Source passage:
══════════

Resources Processing Volume 67, Issue 2

Particle Shape Control of Zn-Al Composite Oxides by Using Composite Hydroxides as a Precursor

Zn-Al composite hydroxide by a co-precipitation method and its calcined products were prepared in different chemical composition. For the purpose of lowering calcination temperature and controlling particle morphology for ZnAl₂O₄ (spinel) synthesis, the obtained Zn-Al composite hydroxide was used as a precursor before a calcination operation.

Zn-Al-CO₃^2– LDH (Layered Double Hydroxide) is produced as a crystalline material in both chemical composition of spinel formation ([Zn²⁺]:[Al³⁺] = 1:2) and LDH formation ([Zn²⁺]:[Al³⁺] = 2:1). ZnAl₂O₄ is synthesized at lower calcination temperature of 700°C in the case of [Zn²⁺]:[Al³⁺] = 1:2. Zn-Al composite hydroxide with large plate-like particles is produced by applying a solvothermal treatment using ethylene glycol as a solvent to the Zn-Al composite hydroxide. When they are calcined, the composite oxide keeping the plate-like particle morphology of the precursor (Zn-Al LDH) is produced. It is clarified that ZnAl₂O₄ is synthesized at low temperature and the particle morphology is controlled by using Zn-Al LDH as a precursor.

Study on Arsenic Methyltransferase Expressed in Recombinant E. coli

This study aimed to facilitate efficient arsenic detoxification by inducing the microbial methylation of inorganic arsenic. Recombinant Escherichia coli strains K63 and KC42 were transformed to overexpress arsenic methyltransferase, and the methylation of inorganic arsenic was evaluated using the enzyme extracted from these strains. To ensure continuous reactions by maintaining enzymatic activity, the extracted enzyme was immobilized in microcapsules (MC) to catalyze the methylation of inorganic arsenic. The total yield of methylated organic arsenic compounds in strain K63 was 32.9% (after 2 h of incubation at pH 7.0 and 35°C), of which trimethyl arsenic compounds (TMAC) accounted for 8.3%. The total yield in strain KC42 was 35.9% (after 2 h of incubation at pH 6.5 and 35°C), of which TMAC accounted for 10.8%. When arsenic was methylated using MC prepared with the crude enzyme solution, the total yield of methylated organic arsenic compounds was 12.6% and 5.7% in strains K63 and KC42, respectively. The residual enzymatic activity was calculated to be 53.1% and 48.8% in strains K63 and KC42, respectively. Future studies should aim to increase the residual enzymatic activity, thus elevating the yield of organic arsenic compounds, by optimizing the conditions for enzyme immobilization in MCs.

══════════

Source data:
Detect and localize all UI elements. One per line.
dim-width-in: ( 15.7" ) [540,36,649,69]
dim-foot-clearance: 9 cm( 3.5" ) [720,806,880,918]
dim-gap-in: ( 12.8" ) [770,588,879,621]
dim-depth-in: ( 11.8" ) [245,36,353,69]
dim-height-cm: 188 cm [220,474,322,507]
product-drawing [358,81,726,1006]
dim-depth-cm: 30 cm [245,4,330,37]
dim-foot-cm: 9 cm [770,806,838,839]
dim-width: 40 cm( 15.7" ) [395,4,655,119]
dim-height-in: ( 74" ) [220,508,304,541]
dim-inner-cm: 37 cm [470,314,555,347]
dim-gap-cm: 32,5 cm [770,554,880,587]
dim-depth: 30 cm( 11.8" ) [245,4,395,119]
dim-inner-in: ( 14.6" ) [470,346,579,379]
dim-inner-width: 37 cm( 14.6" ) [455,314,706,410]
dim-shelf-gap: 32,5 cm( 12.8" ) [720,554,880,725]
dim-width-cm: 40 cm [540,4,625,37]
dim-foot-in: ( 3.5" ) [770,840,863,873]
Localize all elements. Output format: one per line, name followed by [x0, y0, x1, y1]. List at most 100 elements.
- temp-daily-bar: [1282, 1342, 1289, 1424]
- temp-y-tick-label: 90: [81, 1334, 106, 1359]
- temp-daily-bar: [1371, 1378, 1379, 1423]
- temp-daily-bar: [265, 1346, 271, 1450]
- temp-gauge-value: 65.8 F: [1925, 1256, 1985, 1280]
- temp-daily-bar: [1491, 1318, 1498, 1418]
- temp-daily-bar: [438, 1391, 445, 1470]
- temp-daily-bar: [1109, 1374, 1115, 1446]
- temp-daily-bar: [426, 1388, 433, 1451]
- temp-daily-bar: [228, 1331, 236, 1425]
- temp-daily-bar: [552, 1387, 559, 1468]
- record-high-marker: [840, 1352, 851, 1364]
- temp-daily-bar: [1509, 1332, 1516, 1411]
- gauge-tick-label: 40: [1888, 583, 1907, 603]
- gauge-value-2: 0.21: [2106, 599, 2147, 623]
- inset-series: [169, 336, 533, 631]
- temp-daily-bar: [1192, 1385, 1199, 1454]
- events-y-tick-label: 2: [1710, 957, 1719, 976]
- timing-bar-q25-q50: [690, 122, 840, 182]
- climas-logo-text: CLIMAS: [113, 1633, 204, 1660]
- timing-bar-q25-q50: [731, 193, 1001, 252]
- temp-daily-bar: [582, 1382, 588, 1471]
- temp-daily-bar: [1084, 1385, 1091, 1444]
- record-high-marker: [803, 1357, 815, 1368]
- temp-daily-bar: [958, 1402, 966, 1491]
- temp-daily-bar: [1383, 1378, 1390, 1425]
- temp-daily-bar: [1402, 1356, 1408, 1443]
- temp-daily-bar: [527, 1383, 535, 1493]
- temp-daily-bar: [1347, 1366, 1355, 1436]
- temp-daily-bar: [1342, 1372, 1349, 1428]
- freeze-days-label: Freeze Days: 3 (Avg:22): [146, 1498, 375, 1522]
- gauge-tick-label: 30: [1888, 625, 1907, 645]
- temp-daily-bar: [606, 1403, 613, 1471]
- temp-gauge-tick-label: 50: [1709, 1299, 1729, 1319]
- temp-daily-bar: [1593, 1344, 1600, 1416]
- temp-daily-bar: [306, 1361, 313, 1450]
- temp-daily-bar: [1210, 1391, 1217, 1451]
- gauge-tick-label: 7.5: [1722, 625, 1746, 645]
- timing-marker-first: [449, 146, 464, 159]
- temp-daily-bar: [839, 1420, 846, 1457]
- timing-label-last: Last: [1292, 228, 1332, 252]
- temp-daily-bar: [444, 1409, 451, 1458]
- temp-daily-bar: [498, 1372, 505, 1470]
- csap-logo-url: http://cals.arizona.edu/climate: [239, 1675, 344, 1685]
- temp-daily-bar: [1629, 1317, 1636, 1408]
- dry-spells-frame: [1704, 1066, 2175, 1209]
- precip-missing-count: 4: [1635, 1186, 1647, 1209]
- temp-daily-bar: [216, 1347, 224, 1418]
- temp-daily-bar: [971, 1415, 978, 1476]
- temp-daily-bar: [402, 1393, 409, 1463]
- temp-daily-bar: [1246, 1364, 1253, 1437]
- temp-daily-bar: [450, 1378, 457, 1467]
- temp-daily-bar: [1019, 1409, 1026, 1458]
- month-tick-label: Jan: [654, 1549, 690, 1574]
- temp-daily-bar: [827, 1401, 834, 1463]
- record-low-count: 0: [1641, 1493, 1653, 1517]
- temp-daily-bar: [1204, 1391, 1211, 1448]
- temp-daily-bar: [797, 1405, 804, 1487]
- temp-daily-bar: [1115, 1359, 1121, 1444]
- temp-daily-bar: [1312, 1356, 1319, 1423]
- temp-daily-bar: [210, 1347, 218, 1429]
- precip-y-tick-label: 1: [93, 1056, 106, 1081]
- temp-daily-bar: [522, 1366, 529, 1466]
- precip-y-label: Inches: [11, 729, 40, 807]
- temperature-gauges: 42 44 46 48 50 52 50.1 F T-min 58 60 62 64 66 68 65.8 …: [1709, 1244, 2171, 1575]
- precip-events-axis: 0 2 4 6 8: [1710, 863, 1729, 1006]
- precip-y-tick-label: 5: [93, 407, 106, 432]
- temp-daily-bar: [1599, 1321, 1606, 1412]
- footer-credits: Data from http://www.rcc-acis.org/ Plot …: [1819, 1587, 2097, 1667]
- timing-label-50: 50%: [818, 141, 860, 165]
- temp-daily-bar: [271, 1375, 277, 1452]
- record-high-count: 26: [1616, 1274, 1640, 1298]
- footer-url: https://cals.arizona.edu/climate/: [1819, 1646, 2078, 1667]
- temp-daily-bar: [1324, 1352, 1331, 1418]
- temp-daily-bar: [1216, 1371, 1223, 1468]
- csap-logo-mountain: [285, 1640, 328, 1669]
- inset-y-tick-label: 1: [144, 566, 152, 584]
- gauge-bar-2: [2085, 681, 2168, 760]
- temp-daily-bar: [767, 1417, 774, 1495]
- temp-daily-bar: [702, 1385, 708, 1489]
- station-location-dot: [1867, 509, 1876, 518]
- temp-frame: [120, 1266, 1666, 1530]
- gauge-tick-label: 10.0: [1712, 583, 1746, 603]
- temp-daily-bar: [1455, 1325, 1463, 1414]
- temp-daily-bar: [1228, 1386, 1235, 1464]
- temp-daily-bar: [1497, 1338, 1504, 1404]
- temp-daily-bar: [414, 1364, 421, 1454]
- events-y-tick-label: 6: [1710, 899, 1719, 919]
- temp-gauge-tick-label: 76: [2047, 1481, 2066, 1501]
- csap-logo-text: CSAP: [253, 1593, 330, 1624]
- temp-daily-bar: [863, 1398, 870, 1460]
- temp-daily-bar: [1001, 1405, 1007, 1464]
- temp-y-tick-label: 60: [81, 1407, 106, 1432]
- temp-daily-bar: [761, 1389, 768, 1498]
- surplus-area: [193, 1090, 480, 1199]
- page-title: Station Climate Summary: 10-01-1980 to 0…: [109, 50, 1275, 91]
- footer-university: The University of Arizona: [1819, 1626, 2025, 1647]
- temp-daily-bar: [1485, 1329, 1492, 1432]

══════════

Assigned task 1: In the journal abstracts, at what calcination temperature is ZnAl₂O₄ synthesized when [Zn²⁺]:[Al³⁺] = 1:2?
Assigned task 2: Please write the next part of the journal abstracts, starting right after their final sentence.

Exercise answer 1: 700°C

Exercise answer 2:
Synthesis of Hydrocalumite-like Compound from Blast Furnace Slag by Alkali Fusion using Waste Molten-Slag Heat, and Its Anion Removal Ability

Blast furnace (BF) slag is a byproduct of iron- and steel-making plants and is produced by the forced cooling of the 1500°C molten state. The ability to create value-added products from BF slag has become an important sustainability issue. In this study, we converted this slag into a hydrocalumite-like compound capable of removing pollutant ions from water through alkali fusion using the waste heat of the melting slag. The molten slag was transformed into a precursor with reactive phases by alkali fusion at 1500°C, after which the cooled melting slag was crushed and added to distilled water containing NaAlO₂ and stirred at room temperature to produce the hydrocalumite-containing product. The effects of the type of alkali salt, the Na₂CO₃-to-slag mixing ratio (Na₂CO₃/slag ratio), heating time, amount of added NaAlO₂, and the ability of the product to remove certain ions from aqueous solution were examined. Na₂CO₃ was used to alkali fuse slag at 1500°C, and the optimal conditions for the synthesis of hydrocalumite were found to include a Na₂CO₃/slag ratio of 2:1, a heating time of more than 10 min, and a 60 g/L concentration of NaAlO₂. The product was shown to remove more F^– and PO₄^3– than BF slag. These results suggest that a hydrocalumite-like adsorbent capable of removing pollutant ions from aqueous solution can be synthesized from BF slag through alkali fusion using waste slag-production heat.